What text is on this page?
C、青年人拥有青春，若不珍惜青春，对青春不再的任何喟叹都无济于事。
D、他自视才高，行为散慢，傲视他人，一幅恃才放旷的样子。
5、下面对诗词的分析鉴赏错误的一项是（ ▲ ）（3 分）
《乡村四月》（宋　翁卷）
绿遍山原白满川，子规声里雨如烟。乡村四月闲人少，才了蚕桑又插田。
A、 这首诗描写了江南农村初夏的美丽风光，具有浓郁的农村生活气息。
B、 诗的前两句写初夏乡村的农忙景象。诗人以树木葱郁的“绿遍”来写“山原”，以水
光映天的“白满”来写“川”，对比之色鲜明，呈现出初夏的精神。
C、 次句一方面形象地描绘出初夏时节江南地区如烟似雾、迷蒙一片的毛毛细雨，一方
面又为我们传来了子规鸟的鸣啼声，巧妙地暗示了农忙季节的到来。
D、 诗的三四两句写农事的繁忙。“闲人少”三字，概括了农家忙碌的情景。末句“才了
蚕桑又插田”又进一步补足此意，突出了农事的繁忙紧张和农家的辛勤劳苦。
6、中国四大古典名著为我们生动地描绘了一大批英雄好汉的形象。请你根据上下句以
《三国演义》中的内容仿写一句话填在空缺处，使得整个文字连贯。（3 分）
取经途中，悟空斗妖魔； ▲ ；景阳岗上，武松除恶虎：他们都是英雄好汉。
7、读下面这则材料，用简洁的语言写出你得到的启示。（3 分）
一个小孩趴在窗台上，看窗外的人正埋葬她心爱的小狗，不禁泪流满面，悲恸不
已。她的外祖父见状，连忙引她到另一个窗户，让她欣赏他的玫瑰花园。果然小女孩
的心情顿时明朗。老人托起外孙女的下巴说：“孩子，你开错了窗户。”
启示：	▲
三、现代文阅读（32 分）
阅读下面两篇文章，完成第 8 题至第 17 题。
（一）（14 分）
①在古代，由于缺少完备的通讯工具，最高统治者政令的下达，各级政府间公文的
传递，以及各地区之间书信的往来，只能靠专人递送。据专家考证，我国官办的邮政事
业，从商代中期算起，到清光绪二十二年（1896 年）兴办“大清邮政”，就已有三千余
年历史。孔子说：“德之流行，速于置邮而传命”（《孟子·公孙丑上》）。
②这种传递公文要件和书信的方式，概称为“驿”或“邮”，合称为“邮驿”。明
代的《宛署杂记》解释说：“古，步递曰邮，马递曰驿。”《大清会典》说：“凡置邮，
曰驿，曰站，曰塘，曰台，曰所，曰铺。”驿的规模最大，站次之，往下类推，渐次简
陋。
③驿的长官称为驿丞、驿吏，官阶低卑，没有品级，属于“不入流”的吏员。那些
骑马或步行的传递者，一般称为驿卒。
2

● **GOAL OF THE EXERCISE**
Each record must be repeated exactly as it is.

● **THE REPLY**
What text is on this page?
C、青年人拥有青春，若不珍惜青春，对青春不再的任何喟叹都无济于事。
D、他自视才高，行为散慢，傲视他人，一幅恃才放旷的样子。
5、下面对诗词的分析鉴赏错误的一项是（ ▲ ）（3 分）
《乡村四月》（宋　翁卷）
绿遍山原白满川，子规声里雨如烟。乡村四月闲人少，才了蚕桑又插田。
A、 这首诗描写了江南农村初夏的美丽风光，具有浓郁的农村生活气息。
B、 诗的前两句写初夏乡村的农忙景象。诗人以树木葱郁的“绿遍”来写“山原”，以水
光映天的“白满”来写“川”，对比之色鲜明，呈现出初夏的精神。
C、 次句一方面形象地描绘出初夏时节江南地区如烟似雾、迷蒙一片的毛毛细雨，一方
面又为我们传来了子规鸟的鸣啼声，巧妙地暗示了农忙季节的到来。
D、 诗的三四两句写农事的繁忙。“闲人少”三字，概括了农家忙碌的情景。末句“才了
蚕桑又插田”又进一步补足此意，突出了农事的繁忙紧张和农家的辛勤劳苦。
6、中国四大古典名著为我们生动地描绘了一大批英雄好汉的形象。请你根据上下句以
《三国演义》中的内容仿写一句话填在空缺处，使得整个文字连贯。（3 分）
取经途中，悟空斗妖魔； ▲ ；景阳岗上，武松除恶虎：他们都是英雄好汉。
7、读下面这则材料，用简洁的语言写出你得到的启示。（3 分）
一个小孩趴在窗台上，看窗外的人正埋葬她心爱的小狗，不禁泪流满面，悲恸不
已。她的外祖父见状，连忙引她到另一个窗户，让她欣赏他的玫瑰花园。果然小女孩
的心情顿时明朗。老人托起外孙女的下巴说：“孩子，你开错了窗户。”
启示：	▲
三、现代文阅读（32 分）
阅读下面两篇文章，完成第 8 题至第 17 题。
（一）（14 分）
①在古代，由于缺少完备的通讯工具，最高统治者政令的下达，各级政府间公文的
传递，以及各地区之间书信的往来，只能靠专人递送。据专家考证，我国官办的邮政事
业，从商代中期算起，到清光绪二十二年（1896 年）兴办“大清邮政”，就已有三千余
年历史。孔子说：“德之流行，速于置邮而传命”（《孟子·公孙丑上》）。
②这种传递公文要件和书信的方式，概称为“驿”或“邮”，合称为“邮驿”。明
代的《宛署杂记》解释说：“古，步递曰邮，马递曰驿。”《大清会典》说：“凡置邮，
曰驿，曰站，曰塘，曰台，曰所，曰铺。”驿的规模最大，站次之，往下类推，渐次简
陋。
③驿的长官称为驿丞、驿吏，官阶低卑，没有品级，属于“不入流”的吏员。那些
骑马或步行的传递者，一般称为驿卒。
2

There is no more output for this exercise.